:: Listed records

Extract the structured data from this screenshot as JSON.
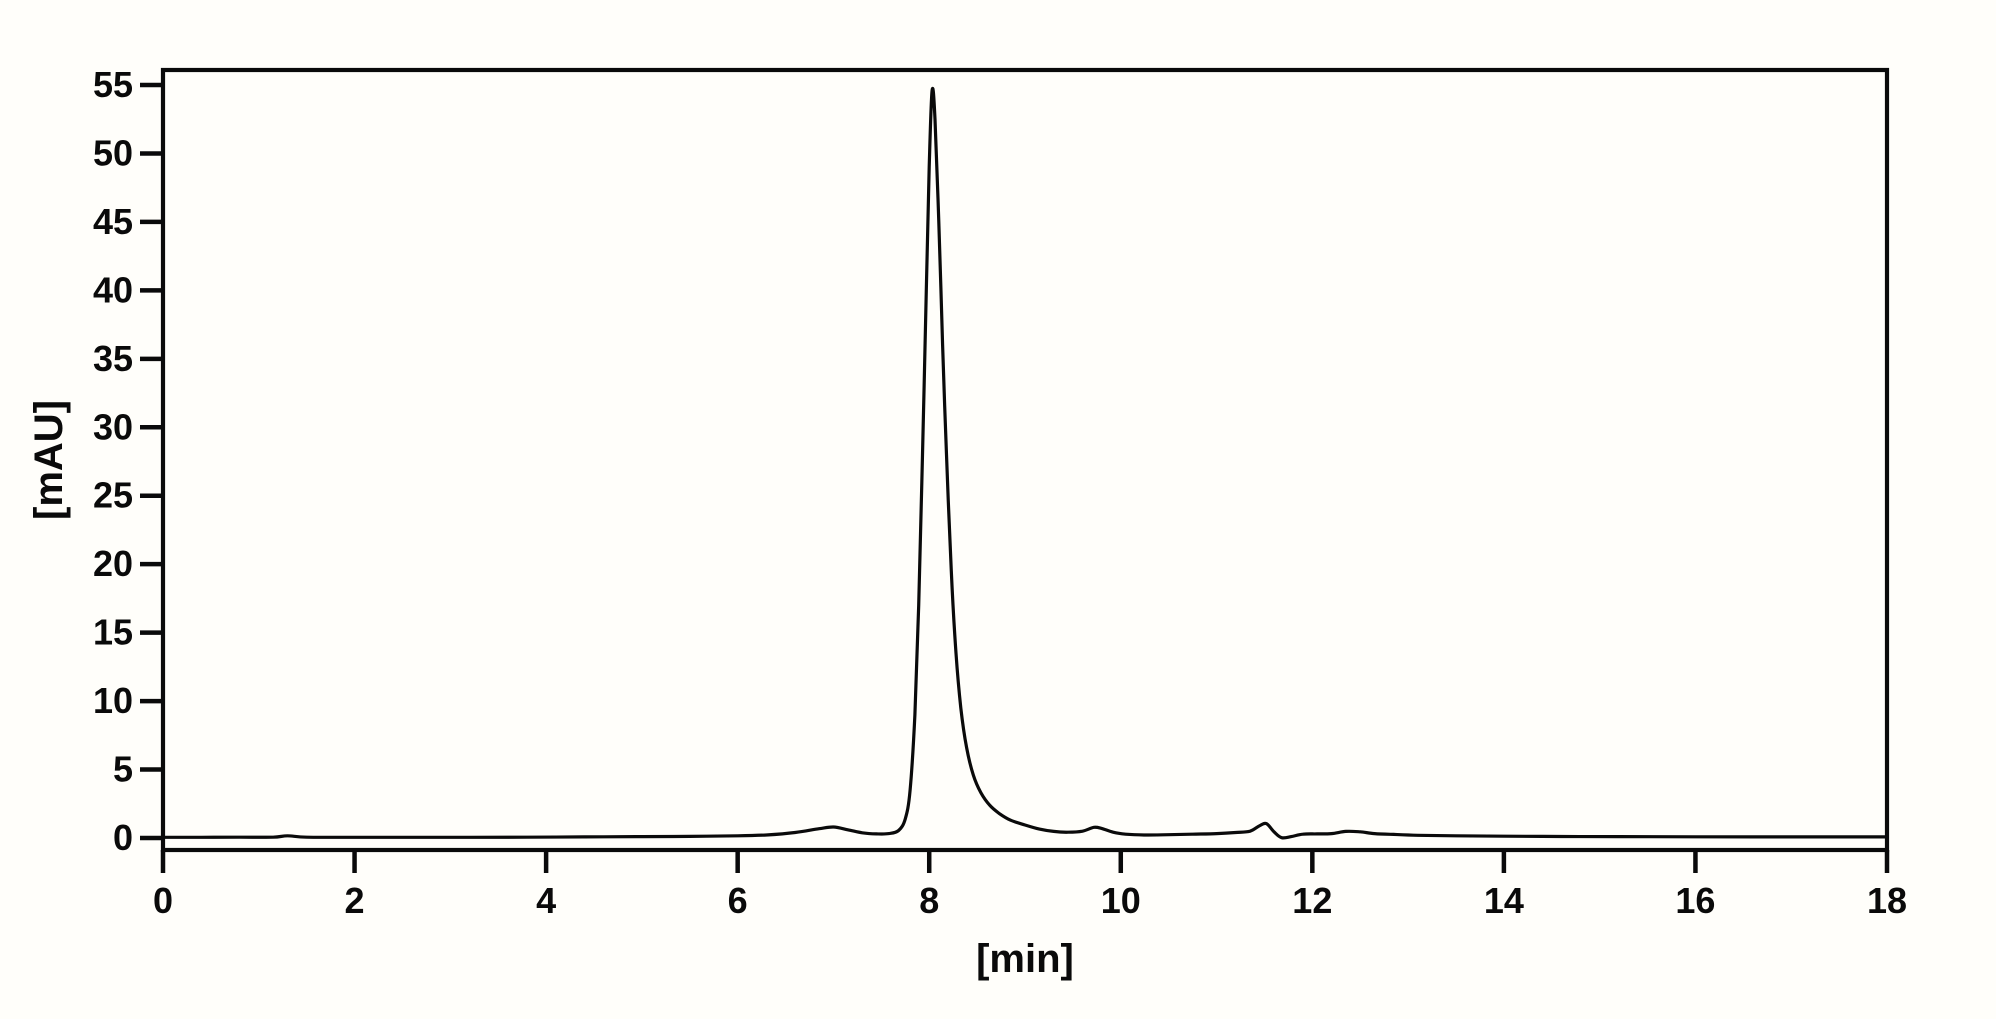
{
  "page": {
    "background_color": "#fffefa"
  },
  "chart_data": {
    "type": "line",
    "title": "",
    "xlabel": "[min]",
    "ylabel": "[mAU]",
    "xlim": [
      0,
      18
    ],
    "ylim": [
      -0.9,
      56.1
    ],
    "x_ticks": [
      0,
      2,
      4,
      6,
      8,
      10,
      12,
      14,
      16,
      18
    ],
    "y_ticks": [
      0,
      5,
      10,
      15,
      20,
      25,
      30,
      35,
      40,
      45,
      50,
      55
    ],
    "grid": false,
    "legend_position": "none",
    "line_color": "#0a0a0a",
    "frame_color": "#0a0a0a",
    "series": [
      {
        "name": "detector-signal",
        "units_x": "min",
        "units_y": "mAU",
        "points": [
          [
            0.0,
            0.05
          ],
          [
            0.4,
            0.05
          ],
          [
            0.8,
            0.06
          ],
          [
            1.15,
            0.06
          ],
          [
            1.3,
            0.16
          ],
          [
            1.5,
            0.06
          ],
          [
            2.0,
            0.05
          ],
          [
            2.6,
            0.05
          ],
          [
            3.2,
            0.05
          ],
          [
            3.8,
            0.06
          ],
          [
            4.4,
            0.08
          ],
          [
            5.0,
            0.1
          ],
          [
            5.5,
            0.12
          ],
          [
            6.0,
            0.16
          ],
          [
            6.3,
            0.22
          ],
          [
            6.6,
            0.4
          ],
          [
            6.85,
            0.68
          ],
          [
            7.0,
            0.8
          ],
          [
            7.15,
            0.6
          ],
          [
            7.3,
            0.38
          ],
          [
            7.45,
            0.3
          ],
          [
            7.58,
            0.32
          ],
          [
            7.68,
            0.55
          ],
          [
            7.75,
            1.4
          ],
          [
            7.8,
            3.5
          ],
          [
            7.85,
            9.0
          ],
          [
            7.89,
            17.0
          ],
          [
            7.93,
            28.0
          ],
          [
            7.97,
            40.0
          ],
          [
            8.0,
            49.0
          ],
          [
            8.03,
            54.6
          ],
          [
            8.06,
            52.5
          ],
          [
            8.1,
            45.0
          ],
          [
            8.14,
            36.0
          ],
          [
            8.18,
            28.0
          ],
          [
            8.23,
            19.5
          ],
          [
            8.28,
            13.5
          ],
          [
            8.33,
            9.5
          ],
          [
            8.39,
            6.6
          ],
          [
            8.46,
            4.6
          ],
          [
            8.54,
            3.3
          ],
          [
            8.63,
            2.4
          ],
          [
            8.73,
            1.8
          ],
          [
            8.85,
            1.3
          ],
          [
            9.0,
            0.95
          ],
          [
            9.15,
            0.65
          ],
          [
            9.3,
            0.48
          ],
          [
            9.45,
            0.42
          ],
          [
            9.6,
            0.5
          ],
          [
            9.72,
            0.78
          ],
          [
            9.8,
            0.7
          ],
          [
            9.92,
            0.42
          ],
          [
            10.05,
            0.28
          ],
          [
            10.25,
            0.22
          ],
          [
            10.5,
            0.24
          ],
          [
            10.75,
            0.28
          ],
          [
            11.0,
            0.32
          ],
          [
            11.2,
            0.4
          ],
          [
            11.35,
            0.5
          ],
          [
            11.45,
            0.9
          ],
          [
            11.52,
            1.05
          ],
          [
            11.6,
            0.45
          ],
          [
            11.68,
            0.02
          ],
          [
            11.78,
            0.1
          ],
          [
            11.9,
            0.28
          ],
          [
            12.05,
            0.3
          ],
          [
            12.2,
            0.32
          ],
          [
            12.35,
            0.48
          ],
          [
            12.5,
            0.45
          ],
          [
            12.65,
            0.32
          ],
          [
            12.85,
            0.26
          ],
          [
            13.1,
            0.2
          ],
          [
            13.5,
            0.16
          ],
          [
            14.0,
            0.13
          ],
          [
            14.6,
            0.11
          ],
          [
            15.2,
            0.1
          ],
          [
            16.0,
            0.09
          ],
          [
            17.0,
            0.08
          ],
          [
            18.0,
            0.08
          ]
        ]
      }
    ]
  }
}
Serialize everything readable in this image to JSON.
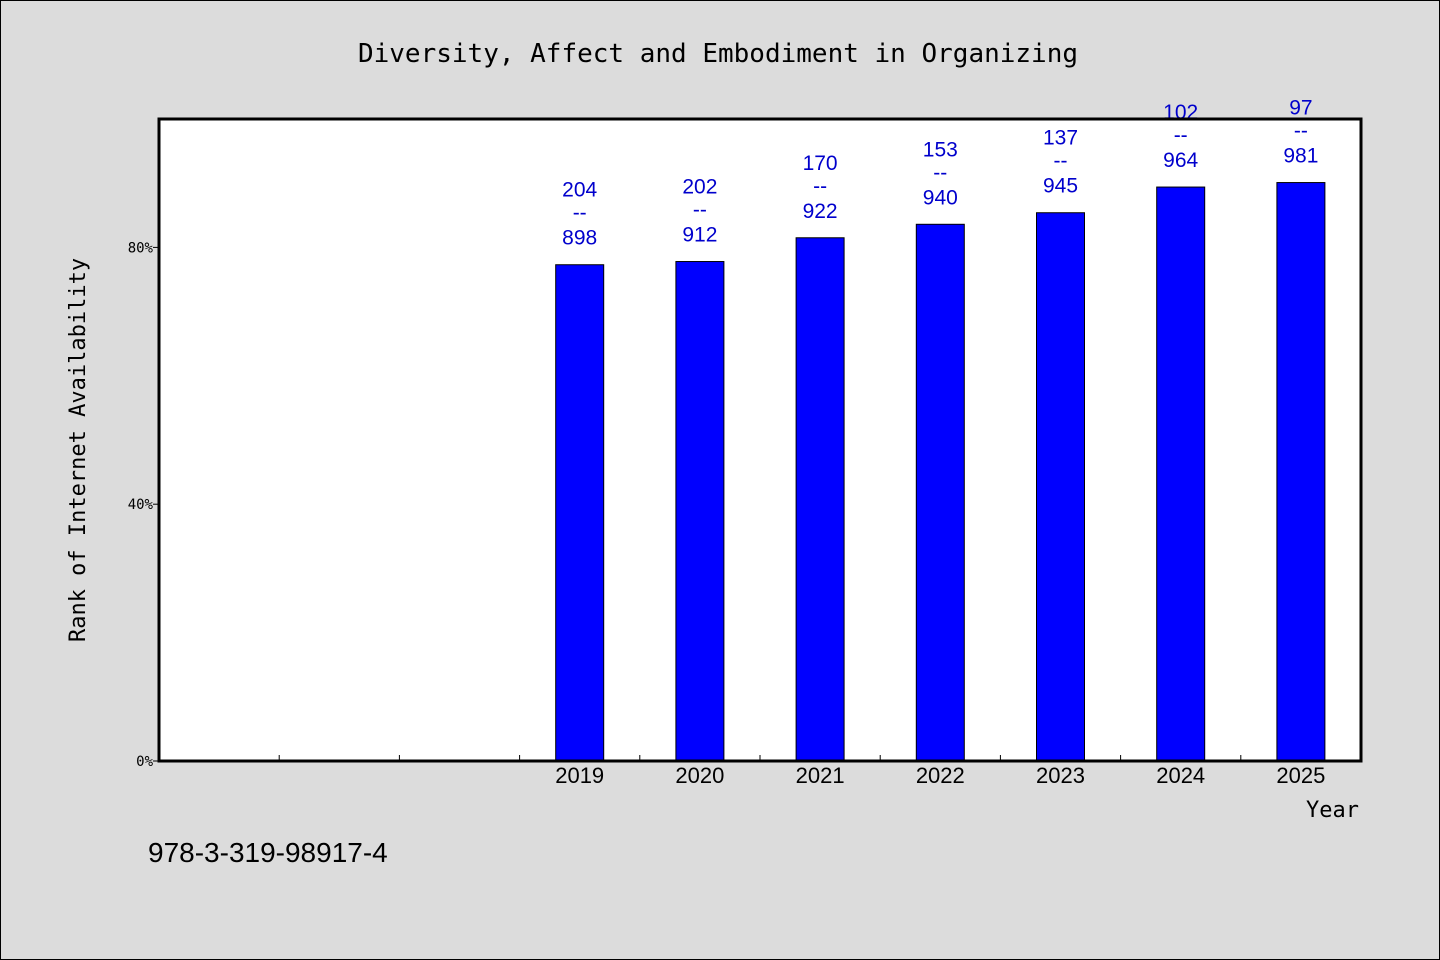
{
  "chart_data": {
    "type": "bar",
    "title": "Diversity, Affect and Embodiment in Organizing",
    "xlabel": "Year",
    "ylabel": "Rank of Internet Availability",
    "ylim": [
      0,
      100
    ],
    "yticks": [
      0,
      40,
      80
    ],
    "ytick_labels": [
      "0%",
      "40%",
      "80%"
    ],
    "x_slots": 10,
    "categories": [
      "2019",
      "2020",
      "2021",
      "2022",
      "2023",
      "2024",
      "2025"
    ],
    "category_slots": [
      3,
      4,
      5,
      6,
      7,
      8,
      9
    ],
    "values": [
      77.3,
      77.8,
      81.5,
      83.6,
      85.4,
      89.4,
      90.1
    ],
    "data_labels": [
      {
        "top": "204",
        "mid": "--",
        "bottom": "898"
      },
      {
        "top": "202",
        "mid": "--",
        "bottom": "912"
      },
      {
        "top": "170",
        "mid": "--",
        "bottom": "922"
      },
      {
        "top": "153",
        "mid": "--",
        "bottom": "940"
      },
      {
        "top": "137",
        "mid": "--",
        "bottom": "945"
      },
      {
        "top": "102",
        "mid": "--",
        "bottom": "964"
      },
      {
        "top": "97",
        "mid": "--",
        "bottom": "981"
      }
    ],
    "bar_color": "#0000ff",
    "label_color": "#0000cc",
    "grid": false,
    "legend": "none"
  },
  "footer": {
    "isbn": "978-3-319-98917-4"
  }
}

::::

### Do this
Quote each entry above verbatim and drop the pictures.

### Solution to this problem
Extract the structured data from this screenshot as JSON.
{
  "page": {
    "background_color": "#fffefa"
  },
  "chart_data": {
    "type": "line",
    "title": "",
    "xlabel": "[min]",
    "ylabel": "[mAU]",
    "xlim": [
      0,
      18
    ],
    "ylim": [
      -0.9,
      56.1
    ],
    "x_ticks": [
      0,
      2,
      4,
      6,
      8,
      10,
      12,
      14,
      16,
      18
    ],
    "y_ticks": [
      0,
      5,
      10,
      15,
      20,
      25,
      30,
      35,
      40,
      45,
      50,
      55
    ],
    "grid": false,
    "legend_position": "none",
    "line_color": "#0a0a0a",
    "frame_color": "#0a0a0a",
    "series": [
      {
        "name": "detector-signal",
        "units_x": "min",
        "units_y": "mAU",
        "points": [
          [
            0.0,
            0.05
          ],
          [
            0.4,
            0.05
          ],
          [
            0.8,
            0.06
          ],
          [
            1.15,
            0.06
          ],
          [
            1.3,
            0.16
          ],
          [
            1.5,
            0.06
          ],
          [
            2.0,
            0.05
          ],
          [
            2.6,
            0.05
          ],
          [
            3.2,
            0.05
          ],
          [
            3.8,
            0.06
          ],
          [
            4.4,
            0.08
          ],
          [
            5.0,
            0.1
          ],
          [
            5.5,
            0.12
          ],
          [
            6.0,
            0.16
          ],
          [
            6.3,
            0.22
          ],
          [
            6.6,
            0.4
          ],
          [
            6.85,
            0.68
          ],
          [
            7.0,
            0.8
          ],
          [
            7.15,
            0.6
          ],
          [
            7.3,
            0.38
          ],
          [
            7.45,
            0.3
          ],
          [
            7.58,
            0.32
          ],
          [
            7.68,
            0.55
          ],
          [
            7.75,
            1.4
          ],
          [
            7.8,
            3.5
          ],
          [
            7.85,
            9.0
          ],
          [
            7.89,
            17.0
          ],
          [
            7.93,
            28.0
          ],
          [
            7.97,
            40.0
          ],
          [
            8.0,
            49.0
          ],
          [
            8.03,
            54.6
          ],
          [
            8.06,
            52.5
          ],
          [
            8.1,
            45.0
          ],
          [
            8.14,
            36.0
          ],
          [
            8.18,
            28.0
          ],
          [
            8.23,
            19.5
          ],
          [
            8.28,
            13.5
          ],
          [
            8.33,
            9.5
          ],
          [
            8.39,
            6.6
          ],
          [
            8.46,
            4.6
          ],
          [
            8.54,
            3.3
          ],
          [
            8.63,
            2.4
          ],
          [
            8.73,
            1.8
          ],
          [
            8.85,
            1.3
          ],
          [
            9.0,
            0.95
          ],
          [
            9.15,
            0.65
          ],
          [
            9.3,
            0.48
          ],
          [
            9.45,
            0.42
          ],
          [
            9.6,
            0.5
          ],
          [
            9.72,
            0.78
          ],
          [
            9.8,
            0.7
          ],
          [
            9.92,
            0.42
          ],
          [
            10.05,
            0.28
          ],
          [
            10.25,
            0.22
          ],
          [
            10.5,
            0.24
          ],
          [
            10.75,
            0.28
          ],
          [
            11.0,
            0.32
          ],
          [
            11.2,
            0.4
          ],
          [
            11.35,
            0.5
          ],
          [
            11.45,
            0.9
          ],
          [
            11.52,
            1.05
          ],
          [
            11.6,
            0.45
          ],
          [
            11.68,
            0.02
          ],
          [
            11.78,
            0.1
          ],
          [
            11.9,
            0.28
          ],
          [
            12.05,
            0.3
          ],
          [
            12.2,
            0.32
          ],
          [
            12.35,
            0.48
          ],
          [
            12.5,
            0.45
          ],
          [
            12.65,
            0.32
          ],
          [
            12.85,
            0.26
          ],
          [
            13.1,
            0.2
          ],
          [
            13.5,
            0.16
          ],
          [
            14.0,
            0.13
          ],
          [
            14.6,
            0.11
          ],
          [
            15.2,
            0.1
          ],
          [
            16.0,
            0.09
          ],
          [
            17.0,
            0.08
          ],
          [
            18.0,
            0.08
          ]
        ]
      }
    ]
  }
}
Serialize everything readable in this image to JSON.
{
  "chart_data": {
    "type": "bar",
    "title": "Diversity, Affect and Embodiment in Organizing",
    "xlabel": "Year",
    "ylabel": "Rank of Internet Availability",
    "ylim": [
      0,
      100
    ],
    "yticks": [
      0,
      40,
      80
    ],
    "ytick_labels": [
      "0%",
      "40%",
      "80%"
    ],
    "x_slots": 10,
    "categories": [
      "2019",
      "2020",
      "2021",
      "2022",
      "2023",
      "2024",
      "2025"
    ],
    "category_slots": [
      3,
      4,
      5,
      6,
      7,
      8,
      9
    ],
    "values": [
      77.3,
      77.8,
      81.5,
      83.6,
      85.4,
      89.4,
      90.1
    ],
    "data_labels": [
      {
        "top": "204",
        "mid": "--",
        "bottom": "898"
      },
      {
        "top": "202",
        "mid": "--",
        "bottom": "912"
      },
      {
        "top": "170",
        "mid": "--",
        "bottom": "922"
      },
      {
        "top": "153",
        "mid": "--",
        "bottom": "940"
      },
      {
        "top": "137",
        "mid": "--",
        "bottom": "945"
      },
      {
        "top": "102",
        "mid": "--",
        "bottom": "964"
      },
      {
        "top": "97",
        "mid": "--",
        "bottom": "981"
      }
    ],
    "bar_color": "#0000ff",
    "label_color": "#0000cc",
    "grid": false,
    "legend": "none"
  },
  "footer": {
    "isbn": "978-3-319-98917-4"
  }
}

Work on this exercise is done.